EXTRACTED INFORMATION
• • •

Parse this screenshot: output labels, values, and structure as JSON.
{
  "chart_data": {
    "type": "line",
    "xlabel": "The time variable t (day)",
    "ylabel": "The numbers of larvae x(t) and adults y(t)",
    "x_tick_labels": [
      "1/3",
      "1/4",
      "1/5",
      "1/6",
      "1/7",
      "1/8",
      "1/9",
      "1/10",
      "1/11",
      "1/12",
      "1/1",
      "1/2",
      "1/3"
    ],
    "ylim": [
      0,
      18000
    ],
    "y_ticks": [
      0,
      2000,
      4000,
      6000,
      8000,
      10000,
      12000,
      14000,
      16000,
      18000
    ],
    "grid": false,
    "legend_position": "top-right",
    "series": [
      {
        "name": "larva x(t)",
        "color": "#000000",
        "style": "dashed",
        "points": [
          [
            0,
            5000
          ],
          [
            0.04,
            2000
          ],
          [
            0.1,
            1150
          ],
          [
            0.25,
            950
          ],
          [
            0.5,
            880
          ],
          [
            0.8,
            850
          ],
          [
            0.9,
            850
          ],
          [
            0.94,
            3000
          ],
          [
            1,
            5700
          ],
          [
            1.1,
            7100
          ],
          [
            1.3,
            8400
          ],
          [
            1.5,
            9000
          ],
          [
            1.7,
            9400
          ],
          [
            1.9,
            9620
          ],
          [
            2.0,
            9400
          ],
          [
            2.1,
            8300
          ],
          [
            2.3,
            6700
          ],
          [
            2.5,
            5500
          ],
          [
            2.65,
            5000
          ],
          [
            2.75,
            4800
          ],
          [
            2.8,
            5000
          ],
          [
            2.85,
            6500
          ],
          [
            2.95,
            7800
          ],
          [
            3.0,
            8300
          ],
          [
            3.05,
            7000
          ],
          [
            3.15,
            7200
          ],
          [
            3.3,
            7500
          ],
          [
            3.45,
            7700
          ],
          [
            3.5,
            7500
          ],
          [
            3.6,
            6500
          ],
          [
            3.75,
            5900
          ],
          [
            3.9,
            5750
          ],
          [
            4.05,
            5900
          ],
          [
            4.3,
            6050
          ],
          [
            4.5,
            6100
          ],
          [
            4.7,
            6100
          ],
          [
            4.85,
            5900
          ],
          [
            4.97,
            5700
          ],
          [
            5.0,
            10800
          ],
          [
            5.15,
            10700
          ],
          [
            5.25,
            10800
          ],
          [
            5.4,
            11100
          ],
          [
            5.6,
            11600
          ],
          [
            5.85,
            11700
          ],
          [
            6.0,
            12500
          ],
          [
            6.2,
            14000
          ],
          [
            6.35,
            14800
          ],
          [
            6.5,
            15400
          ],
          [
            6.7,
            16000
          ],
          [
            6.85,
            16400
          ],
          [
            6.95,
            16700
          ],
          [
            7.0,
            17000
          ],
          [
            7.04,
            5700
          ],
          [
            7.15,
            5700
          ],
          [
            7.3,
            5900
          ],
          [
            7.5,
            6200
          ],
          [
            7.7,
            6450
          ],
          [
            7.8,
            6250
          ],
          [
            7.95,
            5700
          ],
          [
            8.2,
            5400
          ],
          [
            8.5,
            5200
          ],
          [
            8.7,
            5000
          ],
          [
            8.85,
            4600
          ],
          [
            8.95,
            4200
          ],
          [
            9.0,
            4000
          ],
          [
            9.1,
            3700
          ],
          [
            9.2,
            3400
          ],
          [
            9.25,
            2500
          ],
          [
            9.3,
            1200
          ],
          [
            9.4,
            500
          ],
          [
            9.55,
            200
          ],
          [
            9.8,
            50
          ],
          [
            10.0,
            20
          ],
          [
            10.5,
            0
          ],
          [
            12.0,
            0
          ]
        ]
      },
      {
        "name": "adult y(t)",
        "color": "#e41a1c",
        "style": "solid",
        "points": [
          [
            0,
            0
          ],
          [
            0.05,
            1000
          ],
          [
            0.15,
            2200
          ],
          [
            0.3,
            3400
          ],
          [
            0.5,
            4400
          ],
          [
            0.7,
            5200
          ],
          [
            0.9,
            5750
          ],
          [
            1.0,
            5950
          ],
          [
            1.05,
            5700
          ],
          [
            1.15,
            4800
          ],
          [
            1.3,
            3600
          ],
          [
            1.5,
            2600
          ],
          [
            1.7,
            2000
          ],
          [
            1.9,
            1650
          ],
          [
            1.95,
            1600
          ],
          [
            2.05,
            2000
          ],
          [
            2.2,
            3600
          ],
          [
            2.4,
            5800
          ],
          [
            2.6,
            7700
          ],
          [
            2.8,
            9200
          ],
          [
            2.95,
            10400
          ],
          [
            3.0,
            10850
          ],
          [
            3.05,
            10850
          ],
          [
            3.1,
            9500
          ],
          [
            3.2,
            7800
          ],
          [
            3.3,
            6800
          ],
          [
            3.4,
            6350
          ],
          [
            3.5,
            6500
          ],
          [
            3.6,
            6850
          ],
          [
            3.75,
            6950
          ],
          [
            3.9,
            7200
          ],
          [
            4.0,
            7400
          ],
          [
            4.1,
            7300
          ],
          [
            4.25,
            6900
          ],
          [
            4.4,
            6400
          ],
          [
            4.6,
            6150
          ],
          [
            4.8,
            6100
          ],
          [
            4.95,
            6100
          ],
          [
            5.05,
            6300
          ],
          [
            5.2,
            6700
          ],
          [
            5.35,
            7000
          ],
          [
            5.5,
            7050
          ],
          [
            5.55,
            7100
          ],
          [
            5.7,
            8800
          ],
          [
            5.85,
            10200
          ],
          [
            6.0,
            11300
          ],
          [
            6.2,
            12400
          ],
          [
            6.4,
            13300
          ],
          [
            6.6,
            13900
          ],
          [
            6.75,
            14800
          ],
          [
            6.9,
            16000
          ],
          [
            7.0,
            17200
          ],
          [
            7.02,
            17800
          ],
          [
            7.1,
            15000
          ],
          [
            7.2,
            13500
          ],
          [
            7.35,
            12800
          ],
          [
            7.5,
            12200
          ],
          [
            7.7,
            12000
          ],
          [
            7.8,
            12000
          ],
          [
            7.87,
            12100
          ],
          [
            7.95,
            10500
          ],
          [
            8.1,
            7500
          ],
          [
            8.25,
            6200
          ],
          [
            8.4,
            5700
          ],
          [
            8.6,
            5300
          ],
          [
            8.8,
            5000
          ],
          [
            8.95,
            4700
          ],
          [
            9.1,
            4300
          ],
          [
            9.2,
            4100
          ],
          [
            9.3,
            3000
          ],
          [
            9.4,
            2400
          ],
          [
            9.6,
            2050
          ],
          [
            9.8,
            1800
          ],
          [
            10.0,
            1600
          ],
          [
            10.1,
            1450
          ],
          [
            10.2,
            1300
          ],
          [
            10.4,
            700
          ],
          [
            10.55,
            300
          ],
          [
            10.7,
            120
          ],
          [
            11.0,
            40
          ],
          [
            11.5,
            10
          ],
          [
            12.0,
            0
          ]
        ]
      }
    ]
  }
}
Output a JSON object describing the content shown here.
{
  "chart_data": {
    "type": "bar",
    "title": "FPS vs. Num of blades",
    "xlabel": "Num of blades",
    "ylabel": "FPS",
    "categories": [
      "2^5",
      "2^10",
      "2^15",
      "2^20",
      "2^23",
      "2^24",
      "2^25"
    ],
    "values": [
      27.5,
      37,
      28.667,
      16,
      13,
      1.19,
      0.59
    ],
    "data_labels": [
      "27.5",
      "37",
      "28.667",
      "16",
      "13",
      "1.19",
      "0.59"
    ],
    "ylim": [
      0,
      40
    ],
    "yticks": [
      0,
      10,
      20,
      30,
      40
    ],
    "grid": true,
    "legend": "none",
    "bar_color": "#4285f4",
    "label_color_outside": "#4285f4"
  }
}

• • •

Output every line above without altering anything.

TASK SOLUTION
Parse this screenshot: output labels, values, and structure as JSON.
{
  "chart_data": {
    "type": "line",
    "xlabel": "The time variable t (day)",
    "ylabel": "The numbers of larvae x(t) and adults y(t)",
    "x_tick_labels": [
      "1/3",
      "1/4",
      "1/5",
      "1/6",
      "1/7",
      "1/8",
      "1/9",
      "1/10",
      "1/11",
      "1/12",
      "1/1",
      "1/2",
      "1/3"
    ],
    "ylim": [
      0,
      18000
    ],
    "y_ticks": [
      0,
      2000,
      4000,
      6000,
      8000,
      10000,
      12000,
      14000,
      16000,
      18000
    ],
    "grid": false,
    "legend_position": "top-right",
    "series": [
      {
        "name": "larva x(t)",
        "color": "#000000",
        "style": "dashed",
        "points": [
          [
            0,
            5000
          ],
          [
            0.04,
            2000
          ],
          [
            0.1,
            1150
          ],
          [
            0.25,
            950
          ],
          [
            0.5,
            880
          ],
          [
            0.8,
            850
          ],
          [
            0.9,
            850
          ],
          [
            0.94,
            3000
          ],
          [
            1,
            5700
          ],
          [
            1.1,
            7100
          ],
          [
            1.3,
            8400
          ],
          [
            1.5,
            9000
          ],
          [
            1.7,
            9400
          ],
          [
            1.9,
            9620
          ],
          [
            2.0,
            9400
          ],
          [
            2.1,
            8300
          ],
          [
            2.3,
            6700
          ],
          [
            2.5,
            5500
          ],
          [
            2.65,
            5000
          ],
          [
            2.75,
            4800
          ],
          [
            2.8,
            5000
          ],
          [
            2.85,
            6500
          ],
          [
            2.95,
            7800
          ],
          [
            3.0,
            8300
          ],
          [
            3.05,
            7000
          ],
          [
            3.15,
            7200
          ],
          [
            3.3,
            7500
          ],
          [
            3.45,
            7700
          ],
          [
            3.5,
            7500
          ],
          [
            3.6,
            6500
          ],
          [
            3.75,
            5900
          ],
          [
            3.9,
            5750
          ],
          [
            4.05,
            5900
          ],
          [
            4.3,
            6050
          ],
          [
            4.5,
            6100
          ],
          [
            4.7,
            6100
          ],
          [
            4.85,
            5900
          ],
          [
            4.97,
            5700
          ],
          [
            5.0,
            10800
          ],
          [
            5.15,
            10700
          ],
          [
            5.25,
            10800
          ],
          [
            5.4,
            11100
          ],
          [
            5.6,
            11600
          ],
          [
            5.85,
            11700
          ],
          [
            6.0,
            12500
          ],
          [
            6.2,
            14000
          ],
          [
            6.35,
            14800
          ],
          [
            6.5,
            15400
          ],
          [
            6.7,
            16000
          ],
          [
            6.85,
            16400
          ],
          [
            6.95,
            16700
          ],
          [
            7.0,
            17000
          ],
          [
            7.04,
            5700
          ],
          [
            7.15,
            5700
          ],
          [
            7.3,
            5900
          ],
          [
            7.5,
            6200
          ],
          [
            7.7,
            6450
          ],
          [
            7.8,
            6250
          ],
          [
            7.95,
            5700
          ],
          [
            8.2,
            5400
          ],
          [
            8.5,
            5200
          ],
          [
            8.7,
            5000
          ],
          [
            8.85,
            4600
          ],
          [
            8.95,
            4200
          ],
          [
            9.0,
            4000
          ],
          [
            9.1,
            3700
          ],
          [
            9.2,
            3400
          ],
          [
            9.25,
            2500
          ],
          [
            9.3,
            1200
          ],
          [
            9.4,
            500
          ],
          [
            9.55,
            200
          ],
          [
            9.8,
            50
          ],
          [
            10.0,
            20
          ],
          [
            10.5,
            0
          ],
          [
            12.0,
            0
          ]
        ]
      },
      {
        "name": "adult y(t)",
        "color": "#e41a1c",
        "style": "solid",
        "points": [
          [
            0,
            0
          ],
          [
            0.05,
            1000
          ],
          [
            0.15,
            2200
          ],
          [
            0.3,
            3400
          ],
          [
            0.5,
            4400
          ],
          [
            0.7,
            5200
          ],
          [
            0.9,
            5750
          ],
          [
            1.0,
            5950
          ],
          [
            1.05,
            5700
          ],
          [
            1.15,
            4800
          ],
          [
            1.3,
            3600
          ],
          [
            1.5,
            2600
          ],
          [
            1.7,
            2000
          ],
          [
            1.9,
            1650
          ],
          [
            1.95,
            1600
          ],
          [
            2.05,
            2000
          ],
          [
            2.2,
            3600
          ],
          [
            2.4,
            5800
          ],
          [
            2.6,
            7700
          ],
          [
            2.8,
            9200
          ],
          [
            2.95,
            10400
          ],
          [
            3.0,
            10850
          ],
          [
            3.05,
            10850
          ],
          [
            3.1,
            9500
          ],
          [
            3.2,
            7800
          ],
          [
            3.3,
            6800
          ],
          [
            3.4,
            6350
          ],
          [
            3.5,
            6500
          ],
          [
            3.6,
            6850
          ],
          [
            3.75,
            6950
          ],
          [
            3.9,
            7200
          ],
          [
            4.0,
            7400
          ],
          [
            4.1,
            7300
          ],
          [
            4.25,
            6900
          ],
          [
            4.4,
            6400
          ],
          [
            4.6,
            6150
          ],
          [
            4.8,
            6100
          ],
          [
            4.95,
            6100
          ],
          [
            5.05,
            6300
          ],
          [
            5.2,
            6700
          ],
          [
            5.35,
            7000
          ],
          [
            5.5,
            7050
          ],
          [
            5.55,
            7100
          ],
          [
            5.7,
            8800
          ],
          [
            5.85,
            10200
          ],
          [
            6.0,
            11300
          ],
          [
            6.2,
            12400
          ],
          [
            6.4,
            13300
          ],
          [
            6.6,
            13900
          ],
          [
            6.75,
            14800
          ],
          [
            6.9,
            16000
          ],
          [
            7.0,
            17200
          ],
          [
            7.02,
            17800
          ],
          [
            7.1,
            15000
          ],
          [
            7.2,
            13500
          ],
          [
            7.35,
            12800
          ],
          [
            7.5,
            12200
          ],
          [
            7.7,
            12000
          ],
          [
            7.8,
            12000
          ],
          [
            7.87,
            12100
          ],
          [
            7.95,
            10500
          ],
          [
            8.1,
            7500
          ],
          [
            8.25,
            6200
          ],
          [
            8.4,
            5700
          ],
          [
            8.6,
            5300
          ],
          [
            8.8,
            5000
          ],
          [
            8.95,
            4700
          ],
          [
            9.1,
            4300
          ],
          [
            9.2,
            4100
          ],
          [
            9.3,
            3000
          ],
          [
            9.4,
            2400
          ],
          [
            9.6,
            2050
          ],
          [
            9.8,
            1800
          ],
          [
            10.0,
            1600
          ],
          [
            10.1,
            1450
          ],
          [
            10.2,
            1300
          ],
          [
            10.4,
            700
          ],
          [
            10.55,
            300
          ],
          [
            10.7,
            120
          ],
          [
            11.0,
            40
          ],
          [
            11.5,
            10
          ],
          [
            12.0,
            0
          ]
        ]
      }
    ]
  }
}
Output a JSON object describing the content shown here.
{
  "chart_data": {
    "type": "bar",
    "title": "FPS vs. Num of blades",
    "xlabel": "Num of blades",
    "ylabel": "FPS",
    "categories": [
      "2^5",
      "2^10",
      "2^15",
      "2^20",
      "2^23",
      "2^24",
      "2^25"
    ],
    "values": [
      27.5,
      37,
      28.667,
      16,
      13,
      1.19,
      0.59
    ],
    "data_labels": [
      "27.5",
      "37",
      "28.667",
      "16",
      "13",
      "1.19",
      "0.59"
    ],
    "ylim": [
      0,
      40
    ],
    "yticks": [
      0,
      10,
      20,
      30,
      40
    ],
    "grid": true,
    "legend": "none",
    "bar_color": "#4285f4",
    "label_color_outside": "#4285f4"
  }
}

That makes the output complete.